[Figure data in JSON]
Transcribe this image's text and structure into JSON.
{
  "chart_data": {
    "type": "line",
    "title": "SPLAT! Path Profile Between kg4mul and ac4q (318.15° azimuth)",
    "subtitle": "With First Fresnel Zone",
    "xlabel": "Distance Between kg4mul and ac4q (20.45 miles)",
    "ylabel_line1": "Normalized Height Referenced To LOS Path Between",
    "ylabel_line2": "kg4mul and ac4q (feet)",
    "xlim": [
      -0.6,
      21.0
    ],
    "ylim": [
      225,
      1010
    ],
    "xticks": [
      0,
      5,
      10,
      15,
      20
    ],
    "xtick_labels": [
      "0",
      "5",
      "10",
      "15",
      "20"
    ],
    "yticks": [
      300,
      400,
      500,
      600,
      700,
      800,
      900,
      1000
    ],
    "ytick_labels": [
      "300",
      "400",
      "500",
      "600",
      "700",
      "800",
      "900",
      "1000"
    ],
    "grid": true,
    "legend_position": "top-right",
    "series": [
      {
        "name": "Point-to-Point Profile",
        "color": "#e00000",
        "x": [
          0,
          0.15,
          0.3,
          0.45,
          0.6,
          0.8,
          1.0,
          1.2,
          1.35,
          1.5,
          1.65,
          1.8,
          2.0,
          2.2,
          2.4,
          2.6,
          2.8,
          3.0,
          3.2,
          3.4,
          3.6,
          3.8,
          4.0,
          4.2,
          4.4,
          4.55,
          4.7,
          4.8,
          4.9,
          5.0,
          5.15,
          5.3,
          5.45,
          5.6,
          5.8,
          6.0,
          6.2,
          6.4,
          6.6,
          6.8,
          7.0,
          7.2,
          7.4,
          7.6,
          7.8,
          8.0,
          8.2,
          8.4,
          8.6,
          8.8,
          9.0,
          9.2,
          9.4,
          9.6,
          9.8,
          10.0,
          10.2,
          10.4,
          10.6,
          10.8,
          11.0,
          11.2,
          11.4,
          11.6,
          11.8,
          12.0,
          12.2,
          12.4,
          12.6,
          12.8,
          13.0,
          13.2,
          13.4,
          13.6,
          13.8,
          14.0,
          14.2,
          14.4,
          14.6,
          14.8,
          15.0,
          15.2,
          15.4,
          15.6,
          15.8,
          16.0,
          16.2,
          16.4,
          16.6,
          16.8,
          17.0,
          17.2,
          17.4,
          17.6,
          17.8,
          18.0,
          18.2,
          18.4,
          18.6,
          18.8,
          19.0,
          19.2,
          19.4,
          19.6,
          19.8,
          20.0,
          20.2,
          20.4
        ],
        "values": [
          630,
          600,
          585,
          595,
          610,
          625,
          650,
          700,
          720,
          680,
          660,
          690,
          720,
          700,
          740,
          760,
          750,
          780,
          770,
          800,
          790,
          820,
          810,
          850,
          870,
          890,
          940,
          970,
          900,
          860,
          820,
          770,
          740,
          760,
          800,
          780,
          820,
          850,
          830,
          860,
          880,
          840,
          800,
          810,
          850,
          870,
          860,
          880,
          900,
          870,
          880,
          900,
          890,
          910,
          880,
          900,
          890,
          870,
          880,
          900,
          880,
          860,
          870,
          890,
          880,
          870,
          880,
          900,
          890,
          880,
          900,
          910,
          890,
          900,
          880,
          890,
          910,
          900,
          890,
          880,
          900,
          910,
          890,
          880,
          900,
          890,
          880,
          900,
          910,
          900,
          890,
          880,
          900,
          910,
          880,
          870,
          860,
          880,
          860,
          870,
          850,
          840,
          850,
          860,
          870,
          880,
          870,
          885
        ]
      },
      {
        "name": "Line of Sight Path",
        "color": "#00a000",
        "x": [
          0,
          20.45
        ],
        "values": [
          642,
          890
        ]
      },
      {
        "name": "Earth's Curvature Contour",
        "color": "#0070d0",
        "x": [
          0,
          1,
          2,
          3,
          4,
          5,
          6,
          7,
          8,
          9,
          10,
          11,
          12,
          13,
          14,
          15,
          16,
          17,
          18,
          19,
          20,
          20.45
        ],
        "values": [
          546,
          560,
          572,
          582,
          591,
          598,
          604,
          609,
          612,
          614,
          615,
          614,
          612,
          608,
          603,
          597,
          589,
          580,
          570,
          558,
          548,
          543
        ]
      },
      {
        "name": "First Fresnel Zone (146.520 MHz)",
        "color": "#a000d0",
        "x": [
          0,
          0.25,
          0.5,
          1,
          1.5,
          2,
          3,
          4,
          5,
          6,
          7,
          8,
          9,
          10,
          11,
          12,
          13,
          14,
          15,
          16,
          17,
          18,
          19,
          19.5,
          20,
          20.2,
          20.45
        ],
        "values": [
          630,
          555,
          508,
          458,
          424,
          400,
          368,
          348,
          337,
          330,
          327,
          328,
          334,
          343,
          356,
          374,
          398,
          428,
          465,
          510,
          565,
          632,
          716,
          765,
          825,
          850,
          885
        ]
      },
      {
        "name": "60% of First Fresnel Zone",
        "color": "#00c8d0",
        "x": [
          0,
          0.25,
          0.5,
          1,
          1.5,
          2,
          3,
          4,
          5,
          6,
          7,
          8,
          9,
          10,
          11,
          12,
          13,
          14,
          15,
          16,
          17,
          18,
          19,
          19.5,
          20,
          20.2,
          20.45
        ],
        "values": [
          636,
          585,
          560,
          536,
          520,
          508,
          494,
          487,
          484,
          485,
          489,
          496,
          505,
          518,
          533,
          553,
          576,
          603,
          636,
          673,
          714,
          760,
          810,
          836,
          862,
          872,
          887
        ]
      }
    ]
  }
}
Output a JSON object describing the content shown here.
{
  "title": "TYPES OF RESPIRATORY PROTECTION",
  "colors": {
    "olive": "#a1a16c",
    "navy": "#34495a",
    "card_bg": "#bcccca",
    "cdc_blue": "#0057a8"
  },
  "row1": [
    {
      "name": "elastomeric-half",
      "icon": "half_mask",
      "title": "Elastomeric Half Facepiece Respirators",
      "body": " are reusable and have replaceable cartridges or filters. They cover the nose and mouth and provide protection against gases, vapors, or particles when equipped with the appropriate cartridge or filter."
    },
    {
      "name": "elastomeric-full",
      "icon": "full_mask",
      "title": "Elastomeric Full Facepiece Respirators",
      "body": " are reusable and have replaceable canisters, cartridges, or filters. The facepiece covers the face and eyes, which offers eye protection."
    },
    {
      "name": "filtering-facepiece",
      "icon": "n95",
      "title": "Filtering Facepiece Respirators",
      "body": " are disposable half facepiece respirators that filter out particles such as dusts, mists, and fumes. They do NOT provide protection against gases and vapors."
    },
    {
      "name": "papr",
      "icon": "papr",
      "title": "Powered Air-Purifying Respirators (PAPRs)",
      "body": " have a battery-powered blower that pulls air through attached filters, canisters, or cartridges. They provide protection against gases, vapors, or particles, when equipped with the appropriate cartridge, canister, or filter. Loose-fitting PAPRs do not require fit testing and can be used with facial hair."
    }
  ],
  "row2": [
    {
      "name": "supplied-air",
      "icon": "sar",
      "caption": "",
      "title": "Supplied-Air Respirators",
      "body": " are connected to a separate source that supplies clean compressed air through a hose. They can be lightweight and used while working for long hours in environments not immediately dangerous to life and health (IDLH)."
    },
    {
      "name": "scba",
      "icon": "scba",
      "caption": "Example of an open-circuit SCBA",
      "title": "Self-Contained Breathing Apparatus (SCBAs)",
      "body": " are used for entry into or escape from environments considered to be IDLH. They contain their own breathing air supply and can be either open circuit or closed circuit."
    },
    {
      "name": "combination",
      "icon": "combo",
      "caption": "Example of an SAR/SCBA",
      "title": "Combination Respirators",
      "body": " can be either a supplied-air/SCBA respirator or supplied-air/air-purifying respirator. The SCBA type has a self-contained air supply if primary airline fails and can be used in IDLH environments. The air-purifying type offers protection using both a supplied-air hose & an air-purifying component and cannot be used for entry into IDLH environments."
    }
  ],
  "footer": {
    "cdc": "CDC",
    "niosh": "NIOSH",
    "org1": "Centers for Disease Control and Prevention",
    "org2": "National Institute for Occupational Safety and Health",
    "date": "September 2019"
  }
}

→ **What you will do**
Gather all lines from the listing above in which "open" occurs.

→ **Solution below**
      "caption": "Example of an open-circuit SCBA",
      "body": " are used for entry into or escape from environments considered to be IDLH. They contain their own breathing air supply and can be either open circuit or closed circuit."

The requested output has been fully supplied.